TASK MATERIAL Block Start

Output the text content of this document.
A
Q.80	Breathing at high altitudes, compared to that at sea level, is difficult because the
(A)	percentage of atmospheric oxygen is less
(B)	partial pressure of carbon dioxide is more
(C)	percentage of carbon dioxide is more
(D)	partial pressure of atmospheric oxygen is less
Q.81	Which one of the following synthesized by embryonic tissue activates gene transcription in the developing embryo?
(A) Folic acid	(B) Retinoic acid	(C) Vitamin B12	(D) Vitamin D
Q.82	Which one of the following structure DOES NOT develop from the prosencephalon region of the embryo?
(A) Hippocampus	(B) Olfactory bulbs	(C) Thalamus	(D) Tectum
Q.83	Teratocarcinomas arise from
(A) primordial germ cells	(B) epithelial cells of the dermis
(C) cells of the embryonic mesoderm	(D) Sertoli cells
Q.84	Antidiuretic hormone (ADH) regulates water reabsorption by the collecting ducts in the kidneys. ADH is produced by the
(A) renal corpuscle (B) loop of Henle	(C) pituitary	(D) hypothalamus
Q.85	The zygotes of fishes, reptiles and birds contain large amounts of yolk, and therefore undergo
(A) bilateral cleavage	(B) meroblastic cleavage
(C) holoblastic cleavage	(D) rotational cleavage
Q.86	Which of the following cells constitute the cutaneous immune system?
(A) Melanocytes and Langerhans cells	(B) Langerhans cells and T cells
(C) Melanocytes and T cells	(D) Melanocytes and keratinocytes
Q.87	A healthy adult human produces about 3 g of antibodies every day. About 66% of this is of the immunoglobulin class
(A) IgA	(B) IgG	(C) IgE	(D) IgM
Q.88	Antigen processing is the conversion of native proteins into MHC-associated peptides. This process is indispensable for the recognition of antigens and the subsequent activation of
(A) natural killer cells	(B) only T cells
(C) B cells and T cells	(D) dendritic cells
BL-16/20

TASK MATERIAL Block End

_REQUIRED WORK_
Could you return the lines in the entries above that contain "Melanocytes"?

_TASK SOLUTION_
(A) Melanocytes and Langerhans cells	(B) Langerhans cells and T cells
(C) Melanocytes and T cells	(D) Melanocytes and keratinocytes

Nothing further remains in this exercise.